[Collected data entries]

###

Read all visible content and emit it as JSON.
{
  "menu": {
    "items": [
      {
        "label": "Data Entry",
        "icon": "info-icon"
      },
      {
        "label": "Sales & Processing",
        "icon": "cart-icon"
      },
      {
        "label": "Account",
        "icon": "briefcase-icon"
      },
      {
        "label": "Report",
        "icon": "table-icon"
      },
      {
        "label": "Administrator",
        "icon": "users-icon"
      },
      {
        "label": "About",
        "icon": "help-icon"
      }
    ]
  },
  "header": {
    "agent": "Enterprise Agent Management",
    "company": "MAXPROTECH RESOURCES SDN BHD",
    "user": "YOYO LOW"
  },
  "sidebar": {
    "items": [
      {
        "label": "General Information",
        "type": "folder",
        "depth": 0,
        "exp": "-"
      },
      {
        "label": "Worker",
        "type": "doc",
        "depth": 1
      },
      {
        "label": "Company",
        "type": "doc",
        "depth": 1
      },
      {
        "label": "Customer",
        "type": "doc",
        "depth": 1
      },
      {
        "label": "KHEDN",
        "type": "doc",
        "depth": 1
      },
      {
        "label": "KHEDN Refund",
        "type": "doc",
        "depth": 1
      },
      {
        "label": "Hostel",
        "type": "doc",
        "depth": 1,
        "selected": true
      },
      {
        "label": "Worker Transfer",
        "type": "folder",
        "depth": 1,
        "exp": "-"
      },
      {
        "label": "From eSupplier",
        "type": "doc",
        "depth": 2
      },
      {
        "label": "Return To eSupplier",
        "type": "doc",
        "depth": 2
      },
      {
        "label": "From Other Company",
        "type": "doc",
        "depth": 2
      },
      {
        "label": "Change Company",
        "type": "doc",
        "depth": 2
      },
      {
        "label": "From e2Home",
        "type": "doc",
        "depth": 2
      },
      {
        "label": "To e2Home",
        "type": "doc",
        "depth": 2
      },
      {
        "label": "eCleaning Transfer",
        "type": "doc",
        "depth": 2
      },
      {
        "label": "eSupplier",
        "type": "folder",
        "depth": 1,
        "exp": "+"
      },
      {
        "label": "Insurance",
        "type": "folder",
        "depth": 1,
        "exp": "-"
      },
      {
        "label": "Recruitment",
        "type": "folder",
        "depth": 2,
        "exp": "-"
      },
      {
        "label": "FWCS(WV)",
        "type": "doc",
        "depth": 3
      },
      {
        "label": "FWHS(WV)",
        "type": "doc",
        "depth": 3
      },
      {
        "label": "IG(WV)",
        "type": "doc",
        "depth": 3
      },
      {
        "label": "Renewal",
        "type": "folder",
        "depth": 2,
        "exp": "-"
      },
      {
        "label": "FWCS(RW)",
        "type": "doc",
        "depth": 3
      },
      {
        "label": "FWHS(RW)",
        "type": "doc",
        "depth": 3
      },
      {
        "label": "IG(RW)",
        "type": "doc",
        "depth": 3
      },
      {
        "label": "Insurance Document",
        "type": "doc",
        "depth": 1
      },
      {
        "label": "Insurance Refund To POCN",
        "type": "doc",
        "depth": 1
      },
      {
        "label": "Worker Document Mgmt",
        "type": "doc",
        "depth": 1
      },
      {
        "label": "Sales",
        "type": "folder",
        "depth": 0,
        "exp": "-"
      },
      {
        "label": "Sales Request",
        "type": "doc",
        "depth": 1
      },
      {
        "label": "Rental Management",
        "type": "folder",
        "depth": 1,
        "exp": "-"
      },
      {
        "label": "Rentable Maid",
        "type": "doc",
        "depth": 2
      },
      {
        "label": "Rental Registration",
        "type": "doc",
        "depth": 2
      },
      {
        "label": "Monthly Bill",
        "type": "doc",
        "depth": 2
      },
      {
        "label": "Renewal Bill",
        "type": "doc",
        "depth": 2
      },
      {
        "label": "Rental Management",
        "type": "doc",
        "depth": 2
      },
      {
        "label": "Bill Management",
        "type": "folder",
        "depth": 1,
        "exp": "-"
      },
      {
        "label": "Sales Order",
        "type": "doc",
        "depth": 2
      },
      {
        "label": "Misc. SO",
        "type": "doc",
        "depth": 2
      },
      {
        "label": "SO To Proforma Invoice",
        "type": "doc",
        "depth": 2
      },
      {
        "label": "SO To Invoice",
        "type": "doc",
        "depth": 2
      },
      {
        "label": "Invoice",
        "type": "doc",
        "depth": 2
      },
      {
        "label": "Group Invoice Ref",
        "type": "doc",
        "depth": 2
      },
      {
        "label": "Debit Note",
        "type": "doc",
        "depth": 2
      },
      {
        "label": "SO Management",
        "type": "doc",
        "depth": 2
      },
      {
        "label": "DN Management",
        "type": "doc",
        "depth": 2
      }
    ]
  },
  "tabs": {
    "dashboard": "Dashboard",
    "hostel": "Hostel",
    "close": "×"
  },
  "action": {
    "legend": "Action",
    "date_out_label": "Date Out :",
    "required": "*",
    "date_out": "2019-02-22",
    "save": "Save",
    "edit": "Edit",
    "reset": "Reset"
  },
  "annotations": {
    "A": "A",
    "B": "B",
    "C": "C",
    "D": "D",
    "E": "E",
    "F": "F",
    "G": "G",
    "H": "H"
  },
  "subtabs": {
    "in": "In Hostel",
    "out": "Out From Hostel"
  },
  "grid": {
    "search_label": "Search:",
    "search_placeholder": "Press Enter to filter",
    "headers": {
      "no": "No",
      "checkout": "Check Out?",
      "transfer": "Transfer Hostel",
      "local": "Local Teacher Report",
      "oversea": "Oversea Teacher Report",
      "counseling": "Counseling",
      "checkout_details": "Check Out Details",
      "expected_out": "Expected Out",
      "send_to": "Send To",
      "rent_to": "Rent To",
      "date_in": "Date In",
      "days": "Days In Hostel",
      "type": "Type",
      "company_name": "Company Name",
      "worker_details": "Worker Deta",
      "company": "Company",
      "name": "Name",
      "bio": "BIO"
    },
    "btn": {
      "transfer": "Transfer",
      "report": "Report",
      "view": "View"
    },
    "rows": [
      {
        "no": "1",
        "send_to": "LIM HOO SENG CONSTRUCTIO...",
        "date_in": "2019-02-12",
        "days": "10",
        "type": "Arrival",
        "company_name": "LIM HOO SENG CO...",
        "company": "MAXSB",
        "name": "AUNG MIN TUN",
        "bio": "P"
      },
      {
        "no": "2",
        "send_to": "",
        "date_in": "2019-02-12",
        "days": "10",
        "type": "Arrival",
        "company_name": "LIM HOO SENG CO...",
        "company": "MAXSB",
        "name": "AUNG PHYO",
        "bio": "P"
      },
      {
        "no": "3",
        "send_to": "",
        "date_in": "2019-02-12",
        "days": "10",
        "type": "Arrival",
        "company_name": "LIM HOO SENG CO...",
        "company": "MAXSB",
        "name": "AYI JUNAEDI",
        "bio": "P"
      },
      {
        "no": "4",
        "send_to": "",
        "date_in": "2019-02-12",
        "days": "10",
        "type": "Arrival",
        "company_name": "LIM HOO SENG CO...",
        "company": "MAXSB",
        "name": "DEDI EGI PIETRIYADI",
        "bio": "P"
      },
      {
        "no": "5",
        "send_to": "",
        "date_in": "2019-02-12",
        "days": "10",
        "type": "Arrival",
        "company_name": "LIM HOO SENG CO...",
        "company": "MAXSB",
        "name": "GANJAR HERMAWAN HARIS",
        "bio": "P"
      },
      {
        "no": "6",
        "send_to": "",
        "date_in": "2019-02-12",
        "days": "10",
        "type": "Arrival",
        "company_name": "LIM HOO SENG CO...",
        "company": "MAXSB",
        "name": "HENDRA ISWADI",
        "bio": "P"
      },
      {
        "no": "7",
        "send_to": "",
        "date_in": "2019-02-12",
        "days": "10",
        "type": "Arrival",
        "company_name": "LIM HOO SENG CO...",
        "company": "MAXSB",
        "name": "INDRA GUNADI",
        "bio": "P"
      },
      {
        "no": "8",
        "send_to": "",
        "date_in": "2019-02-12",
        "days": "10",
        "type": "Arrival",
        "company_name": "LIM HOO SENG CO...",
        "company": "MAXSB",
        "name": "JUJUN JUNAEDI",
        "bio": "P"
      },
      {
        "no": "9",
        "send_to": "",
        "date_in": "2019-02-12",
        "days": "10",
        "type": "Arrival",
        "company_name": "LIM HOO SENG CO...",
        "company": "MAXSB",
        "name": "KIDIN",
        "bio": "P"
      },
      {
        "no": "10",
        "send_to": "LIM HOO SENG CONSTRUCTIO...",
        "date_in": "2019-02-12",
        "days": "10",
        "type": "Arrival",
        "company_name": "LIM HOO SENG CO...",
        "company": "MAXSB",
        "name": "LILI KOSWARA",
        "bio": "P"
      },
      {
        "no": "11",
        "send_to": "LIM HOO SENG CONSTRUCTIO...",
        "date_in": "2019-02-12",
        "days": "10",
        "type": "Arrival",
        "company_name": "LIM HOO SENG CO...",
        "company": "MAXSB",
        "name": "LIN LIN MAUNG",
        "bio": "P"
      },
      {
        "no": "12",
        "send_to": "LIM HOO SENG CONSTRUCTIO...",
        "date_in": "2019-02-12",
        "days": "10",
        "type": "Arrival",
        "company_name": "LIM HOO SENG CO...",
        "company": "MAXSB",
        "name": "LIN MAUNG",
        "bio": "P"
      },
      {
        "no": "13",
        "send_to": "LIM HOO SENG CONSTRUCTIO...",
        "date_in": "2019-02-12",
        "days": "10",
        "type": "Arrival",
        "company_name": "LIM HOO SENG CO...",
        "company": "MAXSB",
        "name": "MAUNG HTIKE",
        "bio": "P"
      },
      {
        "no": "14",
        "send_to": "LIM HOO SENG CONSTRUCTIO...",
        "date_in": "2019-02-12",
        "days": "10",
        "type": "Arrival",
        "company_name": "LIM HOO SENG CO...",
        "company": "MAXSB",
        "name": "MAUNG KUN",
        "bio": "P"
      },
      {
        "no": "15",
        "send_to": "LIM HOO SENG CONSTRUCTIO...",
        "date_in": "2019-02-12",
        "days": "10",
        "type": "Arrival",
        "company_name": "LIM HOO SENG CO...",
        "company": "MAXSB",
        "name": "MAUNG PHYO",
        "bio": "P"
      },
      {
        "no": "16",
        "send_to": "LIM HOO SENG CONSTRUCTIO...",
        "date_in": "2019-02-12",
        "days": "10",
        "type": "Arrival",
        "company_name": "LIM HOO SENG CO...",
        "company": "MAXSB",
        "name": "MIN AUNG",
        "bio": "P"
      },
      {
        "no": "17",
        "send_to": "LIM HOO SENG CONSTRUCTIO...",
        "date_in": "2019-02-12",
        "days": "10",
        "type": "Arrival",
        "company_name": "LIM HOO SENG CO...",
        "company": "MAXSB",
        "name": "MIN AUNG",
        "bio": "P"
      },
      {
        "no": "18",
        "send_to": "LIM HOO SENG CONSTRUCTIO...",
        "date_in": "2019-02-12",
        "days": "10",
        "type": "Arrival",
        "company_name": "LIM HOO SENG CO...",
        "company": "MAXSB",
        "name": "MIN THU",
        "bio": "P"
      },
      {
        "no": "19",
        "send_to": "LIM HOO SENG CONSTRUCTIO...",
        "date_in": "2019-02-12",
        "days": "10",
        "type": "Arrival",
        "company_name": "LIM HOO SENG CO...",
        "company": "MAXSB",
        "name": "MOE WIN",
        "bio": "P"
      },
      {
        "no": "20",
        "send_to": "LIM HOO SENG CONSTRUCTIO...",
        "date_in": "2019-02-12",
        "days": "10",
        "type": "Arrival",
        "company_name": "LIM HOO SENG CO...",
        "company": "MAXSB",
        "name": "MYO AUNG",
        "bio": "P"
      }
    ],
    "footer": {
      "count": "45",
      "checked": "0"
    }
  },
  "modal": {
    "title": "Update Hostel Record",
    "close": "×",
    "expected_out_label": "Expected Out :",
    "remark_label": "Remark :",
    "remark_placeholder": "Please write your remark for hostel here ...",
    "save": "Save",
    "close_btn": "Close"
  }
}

###

What is expected | Your task is to gather all lines from the entries above that hold the word "Invoice".

Written response |
        "label": "SO To Proforma Invoice",
        "label": "SO To Invoice",
        "label": "Invoice",
        "label": "Group Invoice Ref",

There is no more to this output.